REQUEST> Write out the listing exactly as it is given.

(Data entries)
※

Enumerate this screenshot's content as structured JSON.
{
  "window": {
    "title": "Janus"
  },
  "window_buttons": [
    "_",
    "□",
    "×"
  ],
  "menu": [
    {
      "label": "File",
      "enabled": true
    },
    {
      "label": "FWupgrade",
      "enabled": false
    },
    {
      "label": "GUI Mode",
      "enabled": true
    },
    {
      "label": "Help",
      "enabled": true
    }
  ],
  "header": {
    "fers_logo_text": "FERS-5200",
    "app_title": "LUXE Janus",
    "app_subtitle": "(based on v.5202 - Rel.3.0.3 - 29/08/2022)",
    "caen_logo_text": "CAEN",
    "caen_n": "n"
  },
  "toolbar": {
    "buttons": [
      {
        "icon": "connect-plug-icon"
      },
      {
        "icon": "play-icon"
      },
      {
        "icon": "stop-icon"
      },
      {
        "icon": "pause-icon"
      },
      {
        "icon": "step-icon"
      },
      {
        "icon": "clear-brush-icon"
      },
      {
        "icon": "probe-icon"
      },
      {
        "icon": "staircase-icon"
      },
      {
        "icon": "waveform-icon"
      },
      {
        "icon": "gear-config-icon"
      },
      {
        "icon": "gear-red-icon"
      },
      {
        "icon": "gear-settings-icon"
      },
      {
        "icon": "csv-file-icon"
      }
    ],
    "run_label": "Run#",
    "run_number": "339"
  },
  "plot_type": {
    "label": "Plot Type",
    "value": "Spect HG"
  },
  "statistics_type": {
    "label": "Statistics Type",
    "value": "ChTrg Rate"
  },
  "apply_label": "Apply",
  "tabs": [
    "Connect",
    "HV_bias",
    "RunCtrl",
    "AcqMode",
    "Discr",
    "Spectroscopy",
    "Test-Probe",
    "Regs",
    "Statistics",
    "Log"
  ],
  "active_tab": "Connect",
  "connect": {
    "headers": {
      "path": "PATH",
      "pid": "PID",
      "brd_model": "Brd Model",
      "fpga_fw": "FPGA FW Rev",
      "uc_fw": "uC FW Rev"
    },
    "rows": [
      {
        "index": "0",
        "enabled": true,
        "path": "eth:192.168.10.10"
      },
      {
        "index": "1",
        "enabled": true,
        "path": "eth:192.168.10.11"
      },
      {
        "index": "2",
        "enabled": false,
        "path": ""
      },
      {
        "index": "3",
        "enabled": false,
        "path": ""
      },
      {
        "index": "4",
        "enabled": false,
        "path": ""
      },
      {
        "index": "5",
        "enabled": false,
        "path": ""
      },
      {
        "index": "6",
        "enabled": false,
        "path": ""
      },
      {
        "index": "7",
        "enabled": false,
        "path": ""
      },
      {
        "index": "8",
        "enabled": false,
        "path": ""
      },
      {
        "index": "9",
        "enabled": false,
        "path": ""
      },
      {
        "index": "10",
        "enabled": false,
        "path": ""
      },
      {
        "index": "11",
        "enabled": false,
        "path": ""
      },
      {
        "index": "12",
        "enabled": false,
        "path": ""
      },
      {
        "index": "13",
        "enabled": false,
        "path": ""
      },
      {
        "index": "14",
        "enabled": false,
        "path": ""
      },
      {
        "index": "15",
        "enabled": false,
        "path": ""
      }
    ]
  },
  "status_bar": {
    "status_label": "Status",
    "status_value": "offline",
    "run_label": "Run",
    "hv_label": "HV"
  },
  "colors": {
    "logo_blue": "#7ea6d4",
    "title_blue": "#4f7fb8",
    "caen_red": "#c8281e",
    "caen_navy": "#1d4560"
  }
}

※

EXERCISE SOLUTION>
Enumerate this screenshot's content as structured JSON.
{
  "window": {
    "title": "Janus"
  },
  "window_buttons": [
    "_",
    "□",
    "×"
  ],
  "menu": [
    {
      "label": "File",
      "enabled": true
    },
    {
      "label": "FWupgrade",
      "enabled": false
    },
    {
      "label": "GUI Mode",
      "enabled": true
    },
    {
      "label": "Help",
      "enabled": true
    }
  ],
  "header": {
    "fers_logo_text": "FERS-5200",
    "app_title": "LUXE Janus",
    "app_subtitle": "(based on v.5202 - Rel.3.0.3 - 29/08/2022)",
    "caen_logo_text": "CAEN",
    "caen_n": "n"
  },
  "toolbar": {
    "buttons": [
      {
        "icon": "connect-plug-icon"
      },
      {
        "icon": "play-icon"
      },
      {
        "icon": "stop-icon"
      },
      {
        "icon": "pause-icon"
      },
      {
        "icon": "step-icon"
      },
      {
        "icon": "clear-brush-icon"
      },
      {
        "icon": "probe-icon"
      },
      {
        "icon": "staircase-icon"
      },
      {
        "icon": "waveform-icon"
      },
      {
        "icon": "gear-config-icon"
      },
      {
        "icon": "gear-red-icon"
      },
      {
        "icon": "gear-settings-icon"
      },
      {
        "icon": "csv-file-icon"
      }
    ],
    "run_label": "Run#",
    "run_number": "339"
  },
  "plot_type": {
    "label": "Plot Type",
    "value": "Spect HG"
  },
  "statistics_type": {
    "label": "Statistics Type",
    "value": "ChTrg Rate"
  },
  "apply_label": "Apply",
  "tabs": [
    "Connect",
    "HV_bias",
    "RunCtrl",
    "AcqMode",
    "Discr",
    "Spectroscopy",
    "Test-Probe",
    "Regs",
    "Statistics",
    "Log"
  ],
  "active_tab": "Connect",
  "connect": {
    "headers": {
      "path": "PATH",
      "pid": "PID",
      "brd_model": "Brd Model",
      "fpga_fw": "FPGA FW Rev",
      "uc_fw": "uC FW Rev"
    },
    "rows": [
      {
        "index": "0",
        "enabled": true,
        "path": "eth:192.168.10.10"
      },
      {
        "index": "1",
        "enabled": true,
        "path": "eth:192.168.10.11"
      },
      {
        "index": "2",
        "enabled": false,
        "path": ""
      },
      {
        "index": "3",
        "enabled": false,
        "path": ""
      },
      {
        "index": "4",
        "enabled": false,
        "path": ""
      },
      {
        "index": "5",
        "enabled": false,
        "path": ""
      },
      {
        "index": "6",
        "enabled": false,
        "path": ""
      },
      {
        "index": "7",
        "enabled": false,
        "path": ""
      },
      {
        "index": "8",
        "enabled": false,
        "path": ""
      },
      {
        "index": "9",
        "enabled": false,
        "path": ""
      },
      {
        "index": "10",
        "enabled": false,
        "path": ""
      },
      {
        "index": "11",
        "enabled": false,
        "path": ""
      },
      {
        "index": "12",
        "enabled": false,
        "path": ""
      },
      {
        "index": "13",
        "enabled": false,
        "path": ""
      },
      {
        "index": "14",
        "enabled": false,
        "path": ""
      },
      {
        "index": "15",
        "enabled": false,
        "path": ""
      }
    ]
  },
  "status_bar": {
    "status_label": "Status",
    "status_value": "offline",
    "run_label": "Run",
    "hv_label": "HV"
  },
  "colors": {
    "logo_blue": "#7ea6d4",
    "title_blue": "#4f7fb8",
    "caen_red": "#c8281e",
    "caen_navy": "#1d4560"
  }
}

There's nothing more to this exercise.